>> BEGIN

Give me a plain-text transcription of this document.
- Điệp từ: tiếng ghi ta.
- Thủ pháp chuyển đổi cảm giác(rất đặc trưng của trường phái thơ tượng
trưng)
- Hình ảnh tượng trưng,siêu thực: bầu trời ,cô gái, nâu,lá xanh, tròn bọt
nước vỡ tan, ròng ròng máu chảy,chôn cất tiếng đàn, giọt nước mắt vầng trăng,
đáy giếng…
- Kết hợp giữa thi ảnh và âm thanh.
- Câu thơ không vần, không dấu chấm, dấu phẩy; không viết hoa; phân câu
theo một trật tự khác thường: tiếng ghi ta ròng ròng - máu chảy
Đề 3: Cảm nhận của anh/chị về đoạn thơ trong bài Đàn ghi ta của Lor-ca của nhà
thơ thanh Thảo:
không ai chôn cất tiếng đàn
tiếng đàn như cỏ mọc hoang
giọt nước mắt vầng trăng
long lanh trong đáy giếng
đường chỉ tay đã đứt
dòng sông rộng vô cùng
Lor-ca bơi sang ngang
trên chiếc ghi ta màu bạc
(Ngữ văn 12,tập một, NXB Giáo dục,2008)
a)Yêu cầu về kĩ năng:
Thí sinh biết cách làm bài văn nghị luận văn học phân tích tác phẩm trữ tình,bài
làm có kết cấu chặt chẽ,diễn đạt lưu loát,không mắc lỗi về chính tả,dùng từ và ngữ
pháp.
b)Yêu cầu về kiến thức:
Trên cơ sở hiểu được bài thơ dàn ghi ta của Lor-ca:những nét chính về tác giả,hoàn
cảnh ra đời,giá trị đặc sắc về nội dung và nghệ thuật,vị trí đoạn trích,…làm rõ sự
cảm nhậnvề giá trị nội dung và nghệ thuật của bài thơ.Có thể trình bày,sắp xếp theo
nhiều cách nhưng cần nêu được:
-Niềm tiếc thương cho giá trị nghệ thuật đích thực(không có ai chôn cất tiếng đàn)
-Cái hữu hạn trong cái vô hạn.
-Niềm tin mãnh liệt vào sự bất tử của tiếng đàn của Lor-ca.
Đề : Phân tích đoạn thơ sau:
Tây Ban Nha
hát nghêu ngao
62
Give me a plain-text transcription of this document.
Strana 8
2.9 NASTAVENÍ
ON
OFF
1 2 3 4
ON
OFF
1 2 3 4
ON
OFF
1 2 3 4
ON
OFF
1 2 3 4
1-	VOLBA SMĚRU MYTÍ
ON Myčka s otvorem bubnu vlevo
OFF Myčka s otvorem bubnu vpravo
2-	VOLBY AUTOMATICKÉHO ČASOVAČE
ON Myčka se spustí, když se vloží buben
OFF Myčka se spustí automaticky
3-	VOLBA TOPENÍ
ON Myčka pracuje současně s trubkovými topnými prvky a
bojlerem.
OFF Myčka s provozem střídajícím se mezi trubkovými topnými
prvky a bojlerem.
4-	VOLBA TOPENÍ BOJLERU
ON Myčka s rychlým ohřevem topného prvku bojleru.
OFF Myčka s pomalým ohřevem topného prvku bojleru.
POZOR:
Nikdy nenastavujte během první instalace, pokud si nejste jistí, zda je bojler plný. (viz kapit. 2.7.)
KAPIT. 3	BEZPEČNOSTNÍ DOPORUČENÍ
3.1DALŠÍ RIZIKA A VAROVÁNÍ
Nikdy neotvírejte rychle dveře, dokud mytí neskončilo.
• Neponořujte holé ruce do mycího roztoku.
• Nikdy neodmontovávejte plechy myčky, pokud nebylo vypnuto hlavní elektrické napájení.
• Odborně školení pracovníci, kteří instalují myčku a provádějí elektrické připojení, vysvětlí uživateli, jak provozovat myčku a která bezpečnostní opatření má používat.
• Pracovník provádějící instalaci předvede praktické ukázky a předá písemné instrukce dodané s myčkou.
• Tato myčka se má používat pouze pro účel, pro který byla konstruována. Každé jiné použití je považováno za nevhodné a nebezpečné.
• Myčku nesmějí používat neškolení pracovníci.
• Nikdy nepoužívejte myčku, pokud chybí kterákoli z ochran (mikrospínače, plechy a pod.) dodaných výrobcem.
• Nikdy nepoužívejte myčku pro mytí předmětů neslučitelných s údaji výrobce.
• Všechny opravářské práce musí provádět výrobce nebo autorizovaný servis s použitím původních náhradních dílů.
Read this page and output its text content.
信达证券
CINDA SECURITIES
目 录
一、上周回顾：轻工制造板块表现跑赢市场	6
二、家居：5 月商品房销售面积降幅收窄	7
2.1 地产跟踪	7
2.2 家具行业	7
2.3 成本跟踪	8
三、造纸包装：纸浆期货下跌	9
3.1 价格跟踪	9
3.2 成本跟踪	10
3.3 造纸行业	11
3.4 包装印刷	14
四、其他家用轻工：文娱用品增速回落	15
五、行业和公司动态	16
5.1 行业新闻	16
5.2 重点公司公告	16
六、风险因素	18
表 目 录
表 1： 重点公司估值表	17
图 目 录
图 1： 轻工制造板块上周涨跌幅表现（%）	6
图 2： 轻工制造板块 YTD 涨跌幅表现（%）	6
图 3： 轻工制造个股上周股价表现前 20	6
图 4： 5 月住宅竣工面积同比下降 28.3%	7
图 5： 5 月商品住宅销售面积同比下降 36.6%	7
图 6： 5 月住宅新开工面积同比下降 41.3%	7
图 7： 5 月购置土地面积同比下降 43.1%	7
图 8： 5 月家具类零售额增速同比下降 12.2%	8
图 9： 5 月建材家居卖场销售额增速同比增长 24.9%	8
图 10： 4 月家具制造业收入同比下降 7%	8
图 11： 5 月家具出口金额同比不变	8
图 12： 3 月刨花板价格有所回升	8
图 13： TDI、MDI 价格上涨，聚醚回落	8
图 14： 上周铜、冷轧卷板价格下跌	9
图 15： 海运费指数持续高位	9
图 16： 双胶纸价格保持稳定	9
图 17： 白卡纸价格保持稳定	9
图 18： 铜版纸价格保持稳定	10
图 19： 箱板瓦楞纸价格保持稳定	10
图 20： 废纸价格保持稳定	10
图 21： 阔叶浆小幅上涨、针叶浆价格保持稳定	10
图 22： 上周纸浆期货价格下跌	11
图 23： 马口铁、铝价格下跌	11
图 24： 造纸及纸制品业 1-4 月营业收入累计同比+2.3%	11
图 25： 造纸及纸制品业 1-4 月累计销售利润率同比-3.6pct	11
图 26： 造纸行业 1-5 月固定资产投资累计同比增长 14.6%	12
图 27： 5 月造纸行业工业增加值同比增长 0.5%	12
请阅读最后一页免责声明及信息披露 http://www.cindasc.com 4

>> END

--- Set task ---
Every entry should be printed again exactly as written.

--- Exercise response ---
Give me a plain-text transcription of this document.
- Điệp từ: tiếng ghi ta.
- Thủ pháp chuyển đổi cảm giác(rất đặc trưng của trường phái thơ tượng
trưng)
- Hình ảnh tượng trưng,siêu thực: bầu trời ,cô gái, nâu,lá xanh, tròn bọt
nước vỡ tan, ròng ròng máu chảy,chôn cất tiếng đàn, giọt nước mắt vầng trăng,
đáy giếng…
- Kết hợp giữa thi ảnh và âm thanh.
- Câu thơ không vần, không dấu chấm, dấu phẩy; không viết hoa; phân câu
theo một trật tự khác thường: tiếng ghi ta ròng ròng - máu chảy
Đề 3: Cảm nhận của anh/chị về đoạn thơ trong bài Đàn ghi ta của Lor-ca của nhà
thơ thanh Thảo:
không ai chôn cất tiếng đàn
tiếng đàn như cỏ mọc hoang
giọt nước mắt vầng trăng
long lanh trong đáy giếng
đường chỉ tay đã đứt
dòng sông rộng vô cùng
Lor-ca bơi sang ngang
trên chiếc ghi ta màu bạc
(Ngữ văn 12,tập một, NXB Giáo dục,2008)
a)Yêu cầu về kĩ năng:
Thí sinh biết cách làm bài văn nghị luận văn học phân tích tác phẩm trữ tình,bài
làm có kết cấu chặt chẽ,diễn đạt lưu loát,không mắc lỗi về chính tả,dùng từ và ngữ
pháp.
b)Yêu cầu về kiến thức:
Trên cơ sở hiểu được bài thơ dàn ghi ta của Lor-ca:những nét chính về tác giả,hoàn
cảnh ra đời,giá trị đặc sắc về nội dung và nghệ thuật,vị trí đoạn trích,…làm rõ sự
cảm nhậnvề giá trị nội dung và nghệ thuật của bài thơ.Có thể trình bày,sắp xếp theo
nhiều cách nhưng cần nêu được:
-Niềm tiếc thương cho giá trị nghệ thuật đích thực(không có ai chôn cất tiếng đàn)
-Cái hữu hạn trong cái vô hạn.
-Niềm tin mãnh liệt vào sự bất tử của tiếng đàn của Lor-ca.
Đề : Phân tích đoạn thơ sau:
Tây Ban Nha
hát nghêu ngao
62
Give me a plain-text transcription of this document.
Strana 8
2.9 NASTAVENÍ
ON
OFF
1 2 3 4
ON
OFF
1 2 3 4
ON
OFF
1 2 3 4
ON
OFF
1 2 3 4
1-	VOLBA SMĚRU MYTÍ
ON Myčka s otvorem bubnu vlevo
OFF Myčka s otvorem bubnu vpravo
2-	VOLBY AUTOMATICKÉHO ČASOVAČE
ON Myčka se spustí, když se vloží buben
OFF Myčka se spustí automaticky
3-	VOLBA TOPENÍ
ON Myčka pracuje současně s trubkovými topnými prvky a
bojlerem.
OFF Myčka s provozem střídajícím se mezi trubkovými topnými
prvky a bojlerem.
4-	VOLBA TOPENÍ BOJLERU
ON Myčka s rychlým ohřevem topného prvku bojleru.
OFF Myčka s pomalým ohřevem topného prvku bojleru.
POZOR:
Nikdy nenastavujte během první instalace, pokud si nejste jistí, zda je bojler plný. (viz kapit. 2.7.)
KAPIT. 3	BEZPEČNOSTNÍ DOPORUČENÍ
3.1DALŠÍ RIZIKA A VAROVÁNÍ
Nikdy neotvírejte rychle dveře, dokud mytí neskončilo.
• Neponořujte holé ruce do mycího roztoku.
• Nikdy neodmontovávejte plechy myčky, pokud nebylo vypnuto hlavní elektrické napájení.
• Odborně školení pracovníci, kteří instalují myčku a provádějí elektrické připojení, vysvětlí uživateli, jak provozovat myčku a která bezpečnostní opatření má používat.
• Pracovník provádějící instalaci předvede praktické ukázky a předá písemné instrukce dodané s myčkou.
• Tato myčka se má používat pouze pro účel, pro který byla konstruována. Každé jiné použití je považováno za nevhodné a nebezpečné.
• Myčku nesmějí používat neškolení pracovníci.
• Nikdy nepoužívejte myčku, pokud chybí kterákoli z ochran (mikrospínače, plechy a pod.) dodaných výrobcem.
• Nikdy nepoužívejte myčku pro mytí předmětů neslučitelných s údaji výrobce.
• Všechny opravářské práce musí provádět výrobce nebo autorizovaný servis s použitím původních náhradních dílů.
Read this page and output its text content.
信达证券
CINDA SECURITIES
目 录
一、上周回顾：轻工制造板块表现跑赢市场	6
二、家居：5 月商品房销售面积降幅收窄	7
2.1 地产跟踪	7
2.2 家具行业	7
2.3 成本跟踪	8
三、造纸包装：纸浆期货下跌	9
3.1 价格跟踪	9
3.2 成本跟踪	10
3.3 造纸行业	11
3.4 包装印刷	14
四、其他家用轻工：文娱用品增速回落	15
五、行业和公司动态	16
5.1 行业新闻	16
5.2 重点公司公告	16
六、风险因素	18
表 目 录
表 1： 重点公司估值表	17
图 目 录
图 1： 轻工制造板块上周涨跌幅表现（%）	6
图 2： 轻工制造板块 YTD 涨跌幅表现（%）	6
图 3： 轻工制造个股上周股价表现前 20	6
图 4： 5 月住宅竣工面积同比下降 28.3%	7
图 5： 5 月商品住宅销售面积同比下降 36.6%	7
图 6： 5 月住宅新开工面积同比下降 41.3%	7
图 7： 5 月购置土地面积同比下降 43.1%	7
图 8： 5 月家具类零售额增速同比下降 12.2%	8
图 9： 5 月建材家居卖场销售额增速同比增长 24.9%	8
图 10： 4 月家具制造业收入同比下降 7%	8
图 11： 5 月家具出口金额同比不变	8
图 12： 3 月刨花板价格有所回升	8
图 13： TDI、MDI 价格上涨，聚醚回落	8
图 14： 上周铜、冷轧卷板价格下跌	9
图 15： 海运费指数持续高位	9
图 16： 双胶纸价格保持稳定	9
图 17： 白卡纸价格保持稳定	9
图 18： 铜版纸价格保持稳定	10
图 19： 箱板瓦楞纸价格保持稳定	10
图 20： 废纸价格保持稳定	10
图 21： 阔叶浆小幅上涨、针叶浆价格保持稳定	10
图 22： 上周纸浆期货价格下跌	11
图 23： 马口铁、铝价格下跌	11
图 24： 造纸及纸制品业 1-4 月营业收入累计同比+2.3%	11
图 25： 造纸及纸制品业 1-4 月累计销售利润率同比-3.6pct	11
图 26： 造纸行业 1-5 月固定资产投资累计同比增长 14.6%	12
图 27： 5 月造纸行业工业增加值同比增长 0.5%	12
请阅读最后一页免责声明及信息披露 http://www.cindasc.com 4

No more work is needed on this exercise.